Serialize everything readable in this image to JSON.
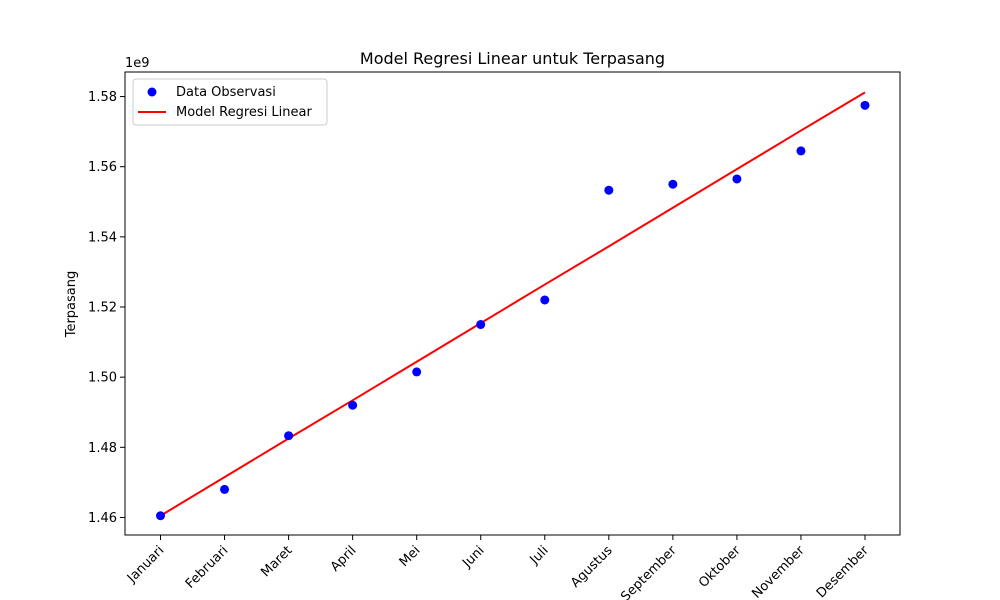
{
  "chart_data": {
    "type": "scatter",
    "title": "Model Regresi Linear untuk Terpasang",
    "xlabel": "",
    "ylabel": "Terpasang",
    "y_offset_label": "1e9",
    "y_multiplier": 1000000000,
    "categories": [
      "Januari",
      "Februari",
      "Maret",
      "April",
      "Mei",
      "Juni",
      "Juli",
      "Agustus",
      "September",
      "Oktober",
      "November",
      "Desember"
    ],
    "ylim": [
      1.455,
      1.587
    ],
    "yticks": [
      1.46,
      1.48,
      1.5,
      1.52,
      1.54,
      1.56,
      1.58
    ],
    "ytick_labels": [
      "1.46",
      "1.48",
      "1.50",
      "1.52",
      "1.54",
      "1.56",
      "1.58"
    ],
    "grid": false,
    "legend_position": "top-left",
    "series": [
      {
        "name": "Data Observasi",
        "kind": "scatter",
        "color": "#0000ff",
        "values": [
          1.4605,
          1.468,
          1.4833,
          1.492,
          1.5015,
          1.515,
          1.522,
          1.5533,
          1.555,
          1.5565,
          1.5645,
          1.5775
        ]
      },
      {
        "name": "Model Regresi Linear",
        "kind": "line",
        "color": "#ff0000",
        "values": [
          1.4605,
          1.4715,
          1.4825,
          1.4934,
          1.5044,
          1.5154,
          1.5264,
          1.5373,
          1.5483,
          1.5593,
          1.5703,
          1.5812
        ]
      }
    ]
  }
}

--

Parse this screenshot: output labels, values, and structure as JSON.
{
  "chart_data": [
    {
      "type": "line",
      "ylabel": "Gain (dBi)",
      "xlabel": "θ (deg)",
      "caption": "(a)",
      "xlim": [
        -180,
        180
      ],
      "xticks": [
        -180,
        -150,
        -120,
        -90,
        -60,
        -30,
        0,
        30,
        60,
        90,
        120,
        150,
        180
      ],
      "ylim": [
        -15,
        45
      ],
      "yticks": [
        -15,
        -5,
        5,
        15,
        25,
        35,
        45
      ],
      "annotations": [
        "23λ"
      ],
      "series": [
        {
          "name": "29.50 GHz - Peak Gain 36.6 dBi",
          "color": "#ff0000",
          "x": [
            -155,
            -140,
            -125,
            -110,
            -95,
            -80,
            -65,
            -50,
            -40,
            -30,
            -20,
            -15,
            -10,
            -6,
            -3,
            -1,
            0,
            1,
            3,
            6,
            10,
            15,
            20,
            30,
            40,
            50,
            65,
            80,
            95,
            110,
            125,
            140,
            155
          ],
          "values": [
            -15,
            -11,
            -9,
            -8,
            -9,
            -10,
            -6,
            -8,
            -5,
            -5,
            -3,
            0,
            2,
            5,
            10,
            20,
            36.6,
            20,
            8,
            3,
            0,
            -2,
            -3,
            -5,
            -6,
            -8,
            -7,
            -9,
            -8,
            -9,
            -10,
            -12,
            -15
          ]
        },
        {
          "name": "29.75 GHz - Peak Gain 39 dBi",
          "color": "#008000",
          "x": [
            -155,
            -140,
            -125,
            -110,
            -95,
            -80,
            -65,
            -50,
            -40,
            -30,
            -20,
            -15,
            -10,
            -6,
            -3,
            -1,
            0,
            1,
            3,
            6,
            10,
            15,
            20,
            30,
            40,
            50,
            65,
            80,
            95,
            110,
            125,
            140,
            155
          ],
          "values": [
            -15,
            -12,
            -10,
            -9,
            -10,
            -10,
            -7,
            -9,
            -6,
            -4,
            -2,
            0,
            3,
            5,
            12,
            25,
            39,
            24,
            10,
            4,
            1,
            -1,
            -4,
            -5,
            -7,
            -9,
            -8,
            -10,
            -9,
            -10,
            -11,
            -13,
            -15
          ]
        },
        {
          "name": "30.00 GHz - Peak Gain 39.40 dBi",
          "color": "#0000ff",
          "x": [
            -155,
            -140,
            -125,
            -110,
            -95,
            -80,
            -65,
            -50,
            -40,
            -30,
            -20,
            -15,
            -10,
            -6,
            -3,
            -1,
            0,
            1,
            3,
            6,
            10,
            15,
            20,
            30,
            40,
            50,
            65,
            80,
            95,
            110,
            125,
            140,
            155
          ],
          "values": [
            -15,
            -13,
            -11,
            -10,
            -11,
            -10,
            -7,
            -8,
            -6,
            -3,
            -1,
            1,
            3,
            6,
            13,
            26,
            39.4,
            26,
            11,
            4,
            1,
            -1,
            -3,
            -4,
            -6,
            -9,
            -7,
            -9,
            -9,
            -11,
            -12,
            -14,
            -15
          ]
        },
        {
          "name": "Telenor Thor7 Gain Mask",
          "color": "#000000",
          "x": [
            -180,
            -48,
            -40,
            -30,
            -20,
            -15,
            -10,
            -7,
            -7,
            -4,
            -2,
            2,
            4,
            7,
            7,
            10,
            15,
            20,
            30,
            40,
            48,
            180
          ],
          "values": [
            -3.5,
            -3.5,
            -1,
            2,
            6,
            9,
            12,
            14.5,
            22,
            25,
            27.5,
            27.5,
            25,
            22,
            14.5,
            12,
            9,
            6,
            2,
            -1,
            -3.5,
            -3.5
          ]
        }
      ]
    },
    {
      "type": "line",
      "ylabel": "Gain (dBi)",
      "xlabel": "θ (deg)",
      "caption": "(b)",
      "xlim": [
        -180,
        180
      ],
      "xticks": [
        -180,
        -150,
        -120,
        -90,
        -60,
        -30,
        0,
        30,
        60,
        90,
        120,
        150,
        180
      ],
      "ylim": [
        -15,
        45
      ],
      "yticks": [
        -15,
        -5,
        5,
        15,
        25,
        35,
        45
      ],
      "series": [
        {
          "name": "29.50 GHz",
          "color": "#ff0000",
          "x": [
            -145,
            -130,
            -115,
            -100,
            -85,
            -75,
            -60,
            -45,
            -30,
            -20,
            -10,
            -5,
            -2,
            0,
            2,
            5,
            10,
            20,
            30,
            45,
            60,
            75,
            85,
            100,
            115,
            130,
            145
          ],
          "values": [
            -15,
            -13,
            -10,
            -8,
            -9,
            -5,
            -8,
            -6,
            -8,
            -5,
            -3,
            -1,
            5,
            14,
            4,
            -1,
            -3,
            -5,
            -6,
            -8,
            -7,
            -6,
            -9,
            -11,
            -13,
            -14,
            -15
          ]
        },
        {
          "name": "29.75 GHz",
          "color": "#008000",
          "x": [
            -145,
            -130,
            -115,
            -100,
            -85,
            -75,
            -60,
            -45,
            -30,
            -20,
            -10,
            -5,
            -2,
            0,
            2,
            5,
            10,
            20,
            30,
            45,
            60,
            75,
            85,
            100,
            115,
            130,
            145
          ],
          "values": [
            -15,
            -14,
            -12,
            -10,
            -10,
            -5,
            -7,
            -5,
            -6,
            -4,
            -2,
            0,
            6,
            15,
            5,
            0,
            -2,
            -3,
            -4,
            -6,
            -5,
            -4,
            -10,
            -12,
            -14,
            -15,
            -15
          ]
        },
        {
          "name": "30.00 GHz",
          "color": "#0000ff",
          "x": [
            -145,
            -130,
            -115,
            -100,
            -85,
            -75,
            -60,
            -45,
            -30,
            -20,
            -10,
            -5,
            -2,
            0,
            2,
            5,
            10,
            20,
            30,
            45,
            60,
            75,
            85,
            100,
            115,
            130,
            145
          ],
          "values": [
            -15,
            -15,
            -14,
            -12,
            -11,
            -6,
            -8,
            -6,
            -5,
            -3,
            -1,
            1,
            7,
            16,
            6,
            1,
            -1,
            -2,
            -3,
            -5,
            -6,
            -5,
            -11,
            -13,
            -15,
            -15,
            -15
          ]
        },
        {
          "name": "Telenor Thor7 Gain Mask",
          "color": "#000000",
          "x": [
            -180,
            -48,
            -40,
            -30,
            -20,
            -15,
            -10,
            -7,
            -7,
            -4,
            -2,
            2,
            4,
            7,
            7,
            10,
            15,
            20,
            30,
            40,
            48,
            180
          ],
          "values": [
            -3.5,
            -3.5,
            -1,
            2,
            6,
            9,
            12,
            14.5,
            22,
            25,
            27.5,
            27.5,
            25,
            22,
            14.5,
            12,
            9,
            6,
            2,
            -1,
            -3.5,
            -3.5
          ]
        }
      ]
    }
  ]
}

--

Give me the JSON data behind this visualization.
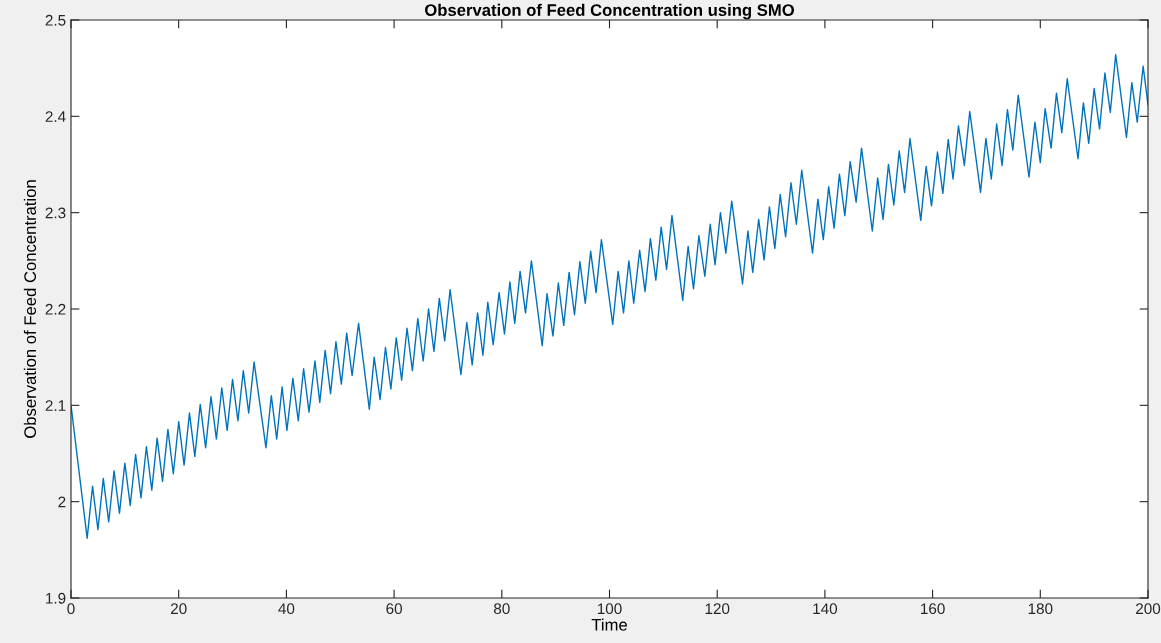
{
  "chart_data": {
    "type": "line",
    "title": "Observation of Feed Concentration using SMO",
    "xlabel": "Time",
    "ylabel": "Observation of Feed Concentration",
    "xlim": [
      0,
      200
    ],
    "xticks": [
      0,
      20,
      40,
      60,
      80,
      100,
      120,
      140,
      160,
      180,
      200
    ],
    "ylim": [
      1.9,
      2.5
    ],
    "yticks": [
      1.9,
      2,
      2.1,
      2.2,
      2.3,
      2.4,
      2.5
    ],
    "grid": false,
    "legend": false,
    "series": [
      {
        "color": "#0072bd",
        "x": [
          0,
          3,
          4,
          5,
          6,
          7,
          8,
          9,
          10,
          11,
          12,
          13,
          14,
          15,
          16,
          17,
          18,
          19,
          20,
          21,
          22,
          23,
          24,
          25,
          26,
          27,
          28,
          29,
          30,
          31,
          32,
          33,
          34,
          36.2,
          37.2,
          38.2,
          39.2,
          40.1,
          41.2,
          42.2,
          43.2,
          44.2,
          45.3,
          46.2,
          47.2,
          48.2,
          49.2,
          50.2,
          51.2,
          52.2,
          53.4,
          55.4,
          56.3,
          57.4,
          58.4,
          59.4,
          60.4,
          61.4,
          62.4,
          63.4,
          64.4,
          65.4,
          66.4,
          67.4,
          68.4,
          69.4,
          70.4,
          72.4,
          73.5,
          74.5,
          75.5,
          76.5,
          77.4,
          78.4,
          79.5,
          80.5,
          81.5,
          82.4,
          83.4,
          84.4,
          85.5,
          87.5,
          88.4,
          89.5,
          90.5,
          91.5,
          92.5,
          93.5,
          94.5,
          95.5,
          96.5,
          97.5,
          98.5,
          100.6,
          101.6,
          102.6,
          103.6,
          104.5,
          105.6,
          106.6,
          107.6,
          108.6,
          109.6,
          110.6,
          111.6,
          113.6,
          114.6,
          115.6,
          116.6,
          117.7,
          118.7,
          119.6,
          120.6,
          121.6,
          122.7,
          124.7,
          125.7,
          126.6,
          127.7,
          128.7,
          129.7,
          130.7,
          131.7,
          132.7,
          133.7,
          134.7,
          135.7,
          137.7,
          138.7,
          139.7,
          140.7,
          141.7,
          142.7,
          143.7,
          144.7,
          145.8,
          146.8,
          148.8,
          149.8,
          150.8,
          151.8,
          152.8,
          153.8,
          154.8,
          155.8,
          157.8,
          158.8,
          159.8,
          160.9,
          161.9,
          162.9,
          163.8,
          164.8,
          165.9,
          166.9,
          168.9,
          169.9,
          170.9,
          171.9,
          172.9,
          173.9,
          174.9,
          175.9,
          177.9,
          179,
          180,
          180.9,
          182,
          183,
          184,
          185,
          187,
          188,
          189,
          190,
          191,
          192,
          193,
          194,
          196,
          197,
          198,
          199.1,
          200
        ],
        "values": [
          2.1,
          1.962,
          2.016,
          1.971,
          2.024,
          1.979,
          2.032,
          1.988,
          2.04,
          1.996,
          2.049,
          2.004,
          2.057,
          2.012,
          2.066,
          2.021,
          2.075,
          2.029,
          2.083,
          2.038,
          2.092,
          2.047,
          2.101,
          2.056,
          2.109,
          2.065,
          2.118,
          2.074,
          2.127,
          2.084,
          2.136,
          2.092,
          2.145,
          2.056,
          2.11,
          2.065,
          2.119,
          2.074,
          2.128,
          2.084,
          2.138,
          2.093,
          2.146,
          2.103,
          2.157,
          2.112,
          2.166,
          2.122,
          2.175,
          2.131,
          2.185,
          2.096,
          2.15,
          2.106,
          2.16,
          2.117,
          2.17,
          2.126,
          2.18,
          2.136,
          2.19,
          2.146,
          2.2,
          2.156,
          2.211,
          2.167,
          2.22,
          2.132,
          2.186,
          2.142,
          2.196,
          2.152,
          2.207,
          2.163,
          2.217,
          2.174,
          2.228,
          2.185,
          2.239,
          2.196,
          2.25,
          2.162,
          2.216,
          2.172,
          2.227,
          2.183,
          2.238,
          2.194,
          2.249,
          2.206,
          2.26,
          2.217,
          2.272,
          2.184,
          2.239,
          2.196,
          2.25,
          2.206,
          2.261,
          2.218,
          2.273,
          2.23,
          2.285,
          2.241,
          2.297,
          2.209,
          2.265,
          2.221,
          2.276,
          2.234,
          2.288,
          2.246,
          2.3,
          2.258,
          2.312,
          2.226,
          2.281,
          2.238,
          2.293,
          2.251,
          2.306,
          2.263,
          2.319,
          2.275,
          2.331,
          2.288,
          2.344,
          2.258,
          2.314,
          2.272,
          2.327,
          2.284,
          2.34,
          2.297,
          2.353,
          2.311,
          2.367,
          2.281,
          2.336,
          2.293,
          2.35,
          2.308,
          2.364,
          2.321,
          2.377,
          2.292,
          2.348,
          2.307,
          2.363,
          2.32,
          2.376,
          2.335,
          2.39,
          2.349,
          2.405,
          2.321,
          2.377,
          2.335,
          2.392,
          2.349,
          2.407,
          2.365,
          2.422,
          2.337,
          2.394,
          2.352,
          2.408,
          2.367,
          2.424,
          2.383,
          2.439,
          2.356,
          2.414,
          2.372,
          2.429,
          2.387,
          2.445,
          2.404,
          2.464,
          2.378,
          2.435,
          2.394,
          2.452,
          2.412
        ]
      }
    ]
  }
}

WHAT TO DO
Extract every line that has the string "ylabel" in it.

FINAL RESULT
    "ylabel": "Terpasang",
      "ylabel": "Gain (dBi)",
      "ylabel": "Gain (dBi)",
    "ylabel": "Observation of Feed Concentration",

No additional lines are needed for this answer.